> Problems:
**A)** Answer these questions using the comment on the entropy of ordered random variables:
(i) By what amount does the writer agree the entropy seems to decrease?
(ii) What is the joint entropy of the n iid random variables?
(iii) What is y_1 said to be?
**B)** Print the portion of the comment on the entropy of ordered random variables starting with "This should be" and going on through "a proof yet.".
**C)** List each distinct mathematical expression in the comment on the entropy of ordered random variables, in the order each first appears.

> Document section:
◇ ◇ ◇ ◇ ◇ ◇ ◇
This should be a coment to Craig's answer. I agree that a decrease by $\log(n!)$ seems the right answer, almost obvious from the "information" point of view - but we don't have a proof yet.

Assuming we have $n$ iid random variables $x_i$, we know the joint entropy of $(x_1, x_2 \cdots x_n)$ is $n H(x)$. The question amounts to compute the joint entropy of the ordered variables $(y_1, y_2 \cdots y_n)$ , where $y_1 =x_{(1)}$ is the first order statistic , etc. This is in principle doable, but I don't see how a general result should be obtained.
◇ ◇ ◇ ◇ ◇ ◇ ◇
(Layout coordinate data)

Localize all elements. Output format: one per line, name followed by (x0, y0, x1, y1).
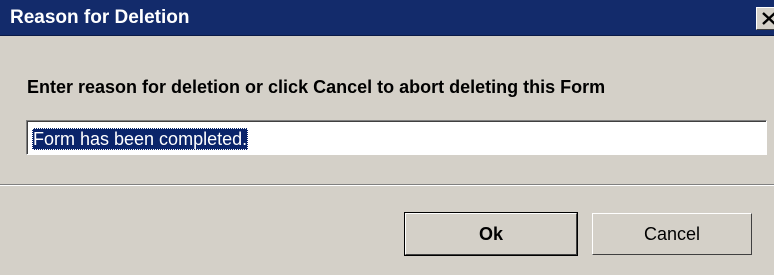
reason-for-deletion-dialog: Reason for Deletion Enter reason for del… (0, 0, 774, 275)
close-button[interactable] (756, 7, 774, 30)
cancel-button[interactable]: Cancel (592, 213, 752, 255)
window-title: Reason for Deletion (10, 7, 190, 28)
reason-input[interactable]: Form has been completed. (26, 120, 767, 155)
reason-input-selected-text[interactable]: Form has been completed. (32, 128, 249, 150)
ok-button[interactable]: Ok (404, 212, 578, 256)
reason-input-frame: Form has been completed. (27, 121, 766, 154)
deletion-prompt: Enter reason for deletion or click Cance… (27, 77, 606, 97)
close-x-icon (762, 12, 774, 25)
title-bar[interactable]: Reason for Deletion (0, 0, 774, 36)
button-separator (0, 184, 774, 186)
◇ ◇ ◇ ◇ ◇ ◇ ◇
> Outputs by task:
**A)**
(i) By $\log(n!)$.
(ii) $n H(x)$.
(iii) The first order statistic, $x_{(1)}$.

**B)**
This should be a coment to Craig's answer. I agree that a decrease by $\log(n!)$ seems the right answer, almost obvious from the "information" point of view - but we don't have a proof yet.

**C)**
1. $\log(n!)$
2. $n$
3. $x_i$
4. $(x_1, x_2 \cdots x_n)$
5. $n H(x)$
6. $(y_1, y_2 \cdots y_n)$
7. $y_1 =x_{(1)}$